Task to complete ▸ From the entries below, copy every line where the string "změny" appears.

* Start Provided material *

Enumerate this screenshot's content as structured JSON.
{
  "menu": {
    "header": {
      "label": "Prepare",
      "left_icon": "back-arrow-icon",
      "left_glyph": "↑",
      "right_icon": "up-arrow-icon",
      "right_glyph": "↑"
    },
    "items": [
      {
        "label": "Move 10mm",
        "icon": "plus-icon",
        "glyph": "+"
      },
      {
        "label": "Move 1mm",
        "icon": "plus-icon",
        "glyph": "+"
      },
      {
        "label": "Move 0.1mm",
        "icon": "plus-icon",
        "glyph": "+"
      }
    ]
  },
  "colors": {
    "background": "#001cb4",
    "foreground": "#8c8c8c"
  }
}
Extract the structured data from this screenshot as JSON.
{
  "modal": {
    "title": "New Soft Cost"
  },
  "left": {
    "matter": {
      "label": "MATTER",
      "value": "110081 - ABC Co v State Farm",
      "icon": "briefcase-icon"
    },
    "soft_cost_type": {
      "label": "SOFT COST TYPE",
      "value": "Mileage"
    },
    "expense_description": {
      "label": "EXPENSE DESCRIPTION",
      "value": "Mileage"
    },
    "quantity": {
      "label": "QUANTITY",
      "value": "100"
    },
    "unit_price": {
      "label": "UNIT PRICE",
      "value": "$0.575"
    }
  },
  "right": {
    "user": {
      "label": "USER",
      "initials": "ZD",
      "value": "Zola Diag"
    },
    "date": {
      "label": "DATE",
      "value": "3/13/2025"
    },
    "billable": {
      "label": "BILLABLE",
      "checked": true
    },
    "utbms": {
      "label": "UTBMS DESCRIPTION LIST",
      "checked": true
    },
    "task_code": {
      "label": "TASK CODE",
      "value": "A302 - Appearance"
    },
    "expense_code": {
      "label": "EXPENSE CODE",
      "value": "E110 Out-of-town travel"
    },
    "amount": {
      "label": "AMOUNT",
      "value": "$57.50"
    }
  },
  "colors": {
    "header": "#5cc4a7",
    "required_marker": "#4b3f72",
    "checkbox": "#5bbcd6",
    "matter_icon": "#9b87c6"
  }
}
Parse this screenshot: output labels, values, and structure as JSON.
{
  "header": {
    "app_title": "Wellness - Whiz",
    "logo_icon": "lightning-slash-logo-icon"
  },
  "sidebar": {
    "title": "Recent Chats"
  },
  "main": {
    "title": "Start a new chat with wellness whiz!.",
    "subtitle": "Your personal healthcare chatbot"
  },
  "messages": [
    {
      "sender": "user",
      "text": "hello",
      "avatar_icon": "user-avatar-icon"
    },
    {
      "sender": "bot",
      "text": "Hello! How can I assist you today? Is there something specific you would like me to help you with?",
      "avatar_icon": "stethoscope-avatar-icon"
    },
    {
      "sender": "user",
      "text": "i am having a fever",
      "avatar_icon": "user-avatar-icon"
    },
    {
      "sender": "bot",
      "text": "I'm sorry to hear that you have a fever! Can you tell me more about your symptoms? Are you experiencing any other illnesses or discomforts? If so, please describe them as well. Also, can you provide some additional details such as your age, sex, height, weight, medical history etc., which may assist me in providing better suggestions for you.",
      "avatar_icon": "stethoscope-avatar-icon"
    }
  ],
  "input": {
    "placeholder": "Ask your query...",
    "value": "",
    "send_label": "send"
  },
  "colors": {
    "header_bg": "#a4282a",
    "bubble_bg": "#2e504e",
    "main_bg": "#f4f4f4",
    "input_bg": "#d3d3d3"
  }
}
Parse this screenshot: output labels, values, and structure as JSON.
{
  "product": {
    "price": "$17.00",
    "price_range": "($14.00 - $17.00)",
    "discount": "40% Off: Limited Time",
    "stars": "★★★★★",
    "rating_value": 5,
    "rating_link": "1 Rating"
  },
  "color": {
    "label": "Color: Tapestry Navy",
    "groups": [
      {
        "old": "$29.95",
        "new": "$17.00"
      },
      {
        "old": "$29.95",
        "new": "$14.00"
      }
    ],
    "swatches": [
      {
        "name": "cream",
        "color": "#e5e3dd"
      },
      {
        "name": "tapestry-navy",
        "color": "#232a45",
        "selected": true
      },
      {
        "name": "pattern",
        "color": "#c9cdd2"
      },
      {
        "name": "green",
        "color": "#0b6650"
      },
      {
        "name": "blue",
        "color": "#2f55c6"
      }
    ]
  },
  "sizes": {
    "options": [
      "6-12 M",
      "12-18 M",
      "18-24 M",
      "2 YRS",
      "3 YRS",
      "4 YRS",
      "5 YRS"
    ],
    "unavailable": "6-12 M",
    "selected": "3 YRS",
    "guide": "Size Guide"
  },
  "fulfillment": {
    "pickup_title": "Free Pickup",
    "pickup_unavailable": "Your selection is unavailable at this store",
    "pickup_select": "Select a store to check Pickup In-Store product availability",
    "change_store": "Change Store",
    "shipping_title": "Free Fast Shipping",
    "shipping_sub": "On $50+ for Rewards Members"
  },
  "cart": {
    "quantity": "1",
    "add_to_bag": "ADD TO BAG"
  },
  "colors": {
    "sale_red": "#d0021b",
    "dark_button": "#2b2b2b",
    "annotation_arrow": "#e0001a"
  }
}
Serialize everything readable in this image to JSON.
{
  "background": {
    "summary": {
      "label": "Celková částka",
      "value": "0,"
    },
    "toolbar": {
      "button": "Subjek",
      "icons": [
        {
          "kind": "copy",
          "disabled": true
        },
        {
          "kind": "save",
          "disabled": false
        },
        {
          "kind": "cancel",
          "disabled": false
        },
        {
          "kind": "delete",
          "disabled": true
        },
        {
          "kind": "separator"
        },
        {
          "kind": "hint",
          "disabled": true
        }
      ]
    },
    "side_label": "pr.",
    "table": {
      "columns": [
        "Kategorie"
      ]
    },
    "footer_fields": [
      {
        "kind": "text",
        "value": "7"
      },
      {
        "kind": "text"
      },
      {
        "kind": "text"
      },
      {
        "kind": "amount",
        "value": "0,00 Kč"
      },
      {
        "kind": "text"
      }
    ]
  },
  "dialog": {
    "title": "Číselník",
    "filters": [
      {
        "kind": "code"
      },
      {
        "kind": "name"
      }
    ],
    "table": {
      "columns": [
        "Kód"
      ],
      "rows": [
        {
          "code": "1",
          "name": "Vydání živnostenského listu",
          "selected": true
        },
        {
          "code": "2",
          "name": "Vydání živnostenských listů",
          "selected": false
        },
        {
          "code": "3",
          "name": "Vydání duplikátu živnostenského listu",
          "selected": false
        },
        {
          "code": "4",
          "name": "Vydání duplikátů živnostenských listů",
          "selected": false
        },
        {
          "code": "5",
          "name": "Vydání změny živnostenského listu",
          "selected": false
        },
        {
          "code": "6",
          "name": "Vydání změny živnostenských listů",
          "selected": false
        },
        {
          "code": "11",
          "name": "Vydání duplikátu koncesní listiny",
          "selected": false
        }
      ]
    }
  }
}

* End Provided material *

Complete output ▸
          "name": "Vydání změny živnostenského listu",
          "name": "Vydání změny živnostenských listů",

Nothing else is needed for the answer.